**BRIEF:**
Rewrite the stretch of records from their start through the line containing "Point <box>285 685 308 700</box>", substituting "chart" for "screenshot" and leaving all else unchanged.

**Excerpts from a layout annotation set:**
* START *

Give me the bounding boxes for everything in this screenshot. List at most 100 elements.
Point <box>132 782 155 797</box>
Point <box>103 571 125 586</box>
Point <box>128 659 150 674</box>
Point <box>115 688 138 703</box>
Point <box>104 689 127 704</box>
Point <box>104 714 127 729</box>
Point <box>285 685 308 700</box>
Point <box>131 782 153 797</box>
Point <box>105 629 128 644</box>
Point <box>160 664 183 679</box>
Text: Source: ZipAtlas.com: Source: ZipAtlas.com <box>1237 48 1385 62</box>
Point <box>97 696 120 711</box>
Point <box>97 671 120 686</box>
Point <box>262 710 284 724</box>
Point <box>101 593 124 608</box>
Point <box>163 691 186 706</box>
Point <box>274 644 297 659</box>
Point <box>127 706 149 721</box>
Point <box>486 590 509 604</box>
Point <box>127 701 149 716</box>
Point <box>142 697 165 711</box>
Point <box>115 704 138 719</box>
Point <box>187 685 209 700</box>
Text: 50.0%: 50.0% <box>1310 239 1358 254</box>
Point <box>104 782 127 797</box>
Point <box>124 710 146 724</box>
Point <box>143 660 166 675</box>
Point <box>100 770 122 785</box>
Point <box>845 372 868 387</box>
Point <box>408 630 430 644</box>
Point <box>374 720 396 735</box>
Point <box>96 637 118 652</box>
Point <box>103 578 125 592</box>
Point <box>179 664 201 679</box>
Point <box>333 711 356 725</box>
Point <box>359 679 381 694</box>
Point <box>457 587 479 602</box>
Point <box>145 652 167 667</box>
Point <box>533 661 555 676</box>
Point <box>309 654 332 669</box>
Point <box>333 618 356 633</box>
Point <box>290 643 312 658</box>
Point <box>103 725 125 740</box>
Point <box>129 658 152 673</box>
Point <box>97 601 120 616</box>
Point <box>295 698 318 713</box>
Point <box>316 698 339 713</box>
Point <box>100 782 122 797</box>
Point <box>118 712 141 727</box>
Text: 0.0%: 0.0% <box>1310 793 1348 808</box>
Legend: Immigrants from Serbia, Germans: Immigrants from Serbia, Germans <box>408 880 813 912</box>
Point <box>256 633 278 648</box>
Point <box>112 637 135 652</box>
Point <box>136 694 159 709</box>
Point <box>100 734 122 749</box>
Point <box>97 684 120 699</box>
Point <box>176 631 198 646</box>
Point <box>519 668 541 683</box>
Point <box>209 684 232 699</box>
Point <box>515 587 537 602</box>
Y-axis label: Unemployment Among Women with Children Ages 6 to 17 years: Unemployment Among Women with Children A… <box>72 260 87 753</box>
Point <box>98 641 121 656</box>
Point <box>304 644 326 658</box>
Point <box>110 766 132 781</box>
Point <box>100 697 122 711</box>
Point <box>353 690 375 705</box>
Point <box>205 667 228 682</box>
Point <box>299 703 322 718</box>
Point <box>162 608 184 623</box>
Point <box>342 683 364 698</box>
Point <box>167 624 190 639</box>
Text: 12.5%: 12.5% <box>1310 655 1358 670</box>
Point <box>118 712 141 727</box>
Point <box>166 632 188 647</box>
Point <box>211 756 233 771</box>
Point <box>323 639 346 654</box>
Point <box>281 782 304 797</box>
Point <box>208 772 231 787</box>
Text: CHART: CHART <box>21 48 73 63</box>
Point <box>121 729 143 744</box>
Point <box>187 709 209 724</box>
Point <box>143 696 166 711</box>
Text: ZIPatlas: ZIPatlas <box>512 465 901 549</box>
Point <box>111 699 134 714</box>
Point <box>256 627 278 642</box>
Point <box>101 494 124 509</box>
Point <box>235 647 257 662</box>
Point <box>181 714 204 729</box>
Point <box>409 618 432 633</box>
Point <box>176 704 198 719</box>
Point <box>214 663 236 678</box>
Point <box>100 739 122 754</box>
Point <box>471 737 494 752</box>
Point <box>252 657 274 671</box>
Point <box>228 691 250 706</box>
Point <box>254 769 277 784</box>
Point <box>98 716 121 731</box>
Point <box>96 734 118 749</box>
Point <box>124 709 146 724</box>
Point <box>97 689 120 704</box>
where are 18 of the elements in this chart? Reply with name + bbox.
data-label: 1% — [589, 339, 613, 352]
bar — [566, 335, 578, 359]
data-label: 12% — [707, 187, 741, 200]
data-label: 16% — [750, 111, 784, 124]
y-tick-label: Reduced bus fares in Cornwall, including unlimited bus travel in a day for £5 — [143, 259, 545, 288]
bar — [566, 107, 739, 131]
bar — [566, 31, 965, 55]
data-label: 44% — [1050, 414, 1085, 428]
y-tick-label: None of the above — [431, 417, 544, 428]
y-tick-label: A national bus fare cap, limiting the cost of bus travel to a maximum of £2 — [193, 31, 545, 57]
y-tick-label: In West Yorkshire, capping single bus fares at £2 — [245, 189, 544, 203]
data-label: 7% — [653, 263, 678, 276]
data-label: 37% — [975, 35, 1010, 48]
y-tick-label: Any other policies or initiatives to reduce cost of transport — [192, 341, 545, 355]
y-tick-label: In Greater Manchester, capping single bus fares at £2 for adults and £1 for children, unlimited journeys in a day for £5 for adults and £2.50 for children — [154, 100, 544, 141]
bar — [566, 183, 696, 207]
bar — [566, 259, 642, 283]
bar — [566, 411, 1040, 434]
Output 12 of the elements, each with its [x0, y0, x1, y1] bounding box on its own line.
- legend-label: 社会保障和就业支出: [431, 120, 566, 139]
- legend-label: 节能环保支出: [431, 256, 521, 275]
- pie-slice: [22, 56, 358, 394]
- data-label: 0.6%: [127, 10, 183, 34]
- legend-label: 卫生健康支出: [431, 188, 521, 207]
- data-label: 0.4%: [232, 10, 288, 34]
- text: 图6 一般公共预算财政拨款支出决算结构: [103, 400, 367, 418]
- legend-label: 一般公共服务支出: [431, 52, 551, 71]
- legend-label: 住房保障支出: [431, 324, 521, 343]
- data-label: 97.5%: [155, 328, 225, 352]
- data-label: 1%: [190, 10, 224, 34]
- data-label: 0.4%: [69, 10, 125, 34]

* END *

**EXERCISE OUTPUT:**
Give me the bounding boxes for everything in this chart. List at most 100 elements.
Point <box>132 782 155 797</box>
Point <box>103 571 125 586</box>
Point <box>128 659 150 674</box>
Point <box>115 688 138 703</box>
Point <box>104 689 127 704</box>
Point <box>104 714 127 729</box>
Point <box>285 685 308 700</box>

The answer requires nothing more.